#### [Instructions for the task]
Return the whole listing, line for line, without the pictures in it.

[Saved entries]

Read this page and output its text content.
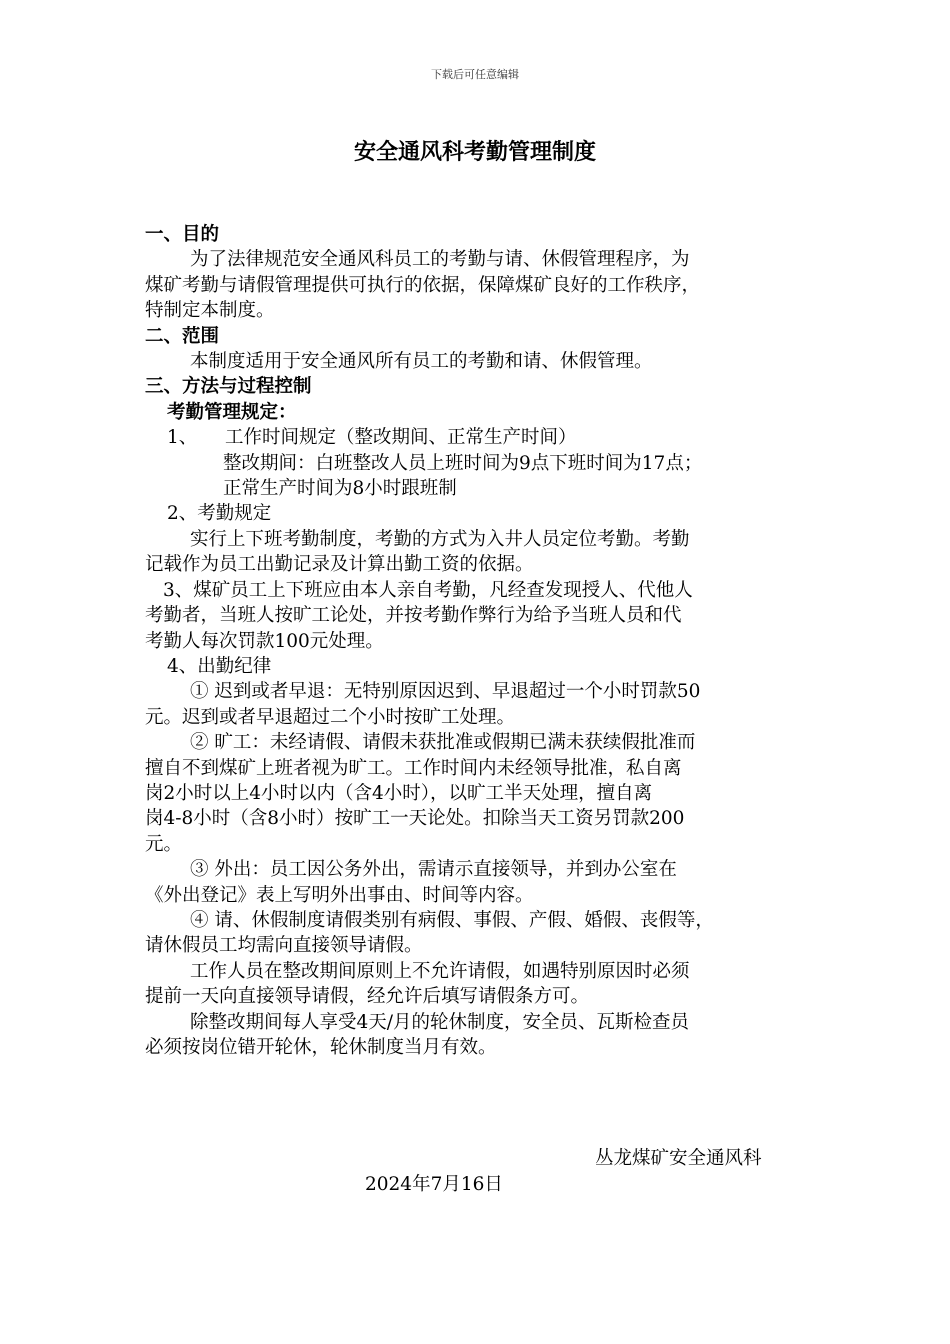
下载后可任意编辑
安全通风科考勤管理制度
一、目的
为了法律规范安全通风科员工的考勤与请、休假管理程序，为
煤矿考勤与请假管理提供可执行的依据，保障煤矿良好的工作秩序，
特制定本制度。
二、范围
本制度适用于安全通风所有员工的考勤和请、休假管理。
三、方法与过程控制
考勤管理规定：
1、 工作时间规定（整改期间、正常生产时间）
整改期间：白班整改人员上班时间为9点下班时间为17点；
正常生产时间为8小时跟班制
2、考勤规定
实行上下班考勤制度，考勤的方式为入井人员定位考勤。考勤
记载作为员工出勤记录及计算出勤工资的依据。
3、煤矿员工上下班应由本人亲自考勤，凡经查发现授人、代他人
考勤者，当班人按旷工论处，并按考勤作弊行为给予当班人员和代
考勤人每次罚款100元处理。
4、出勤纪律
① 迟到或者早退：无特别原因迟到、早退超过一个小时罚款50
元。迟到或者早退超过二个小时按旷工处理。
② 旷工：未经请假、请假未获批准或假期已满未获续假批准而
擅自不到煤矿上班者视为旷工。工作时间内未经领导批准，私自离
岗2小时以上4小时以内（含4小时），以旷工半天处理，擅自离
岗4-8小时（含8小时）按旷工一天论处。扣除当天工资另罚款200
元。
③ 外出：员工因公务外出，需请示直接领导，并到办公室在
《外出登记》表上写明外出事由、时间等内容。
④ 请、休假制度请假类别有病假、事假、产假、婚假、丧假等，
请休假员工均需向直接领导请假。
工作人员在整改期间原则上不允许请假，如遇特别原因时必须
提前一天向直接领导请假，经允许后填写请假条方可。
除整改期间每人享受4天/月的轮休制度，安全员、瓦斯检查员
必须按岗位错开轮休，轮休制度当月有效。
丛龙煤矿安全通风科
2024年7月16日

#### [The completed task]
Read this page and output its text content.
下载后可任意编辑
安全通风科考勤管理制度
一、目的
为了法律规范安全通风科员工的考勤与请、休假管理程序，为
煤矿考勤与请假管理提供可执行的依据，保障煤矿良好的工作秩序，
特制定本制度。
二、范围
本制度适用于安全通风所有员工的考勤和请、休假管理。
三、方法与过程控制
考勤管理规定：
1、 工作时间规定（整改期间、正常生产时间）
整改期间：白班整改人员上班时间为9点下班时间为17点；
正常生产时间为8小时跟班制
2、考勤规定
实行上下班考勤制度，考勤的方式为入井人员定位考勤。考勤
记载作为员工出勤记录及计算出勤工资的依据。
3、煤矿员工上下班应由本人亲自考勤，凡经查发现授人、代他人
考勤者，当班人按旷工论处，并按考勤作弊行为给予当班人员和代
考勤人每次罚款100元处理。
4、出勤纪律
① 迟到或者早退：无特别原因迟到、早退超过一个小时罚款50
元。迟到或者早退超过二个小时按旷工处理。
② 旷工：未经请假、请假未获批准或假期已满未获续假批准而
擅自不到煤矿上班者视为旷工。工作时间内未经领导批准，私自离
岗2小时以上4小时以内（含4小时），以旷工半天处理，擅自离
岗4-8小时（含8小时）按旷工一天论处。扣除当天工资另罚款200
元。
③ 外出：员工因公务外出，需请示直接领导，并到办公室在
《外出登记》表上写明外出事由、时间等内容。
④ 请、休假制度请假类别有病假、事假、产假、婚假、丧假等，
请休假员工均需向直接领导请假。
工作人员在整改期间原则上不允许请假，如遇特别原因时必须
提前一天向直接领导请假，经允许后填写请假条方可。
除整改期间每人享受4天/月的轮休制度，安全员、瓦斯检查员
必须按岗位错开轮休，轮休制度当月有效。
丛龙煤矿安全通风科
2024年7月16日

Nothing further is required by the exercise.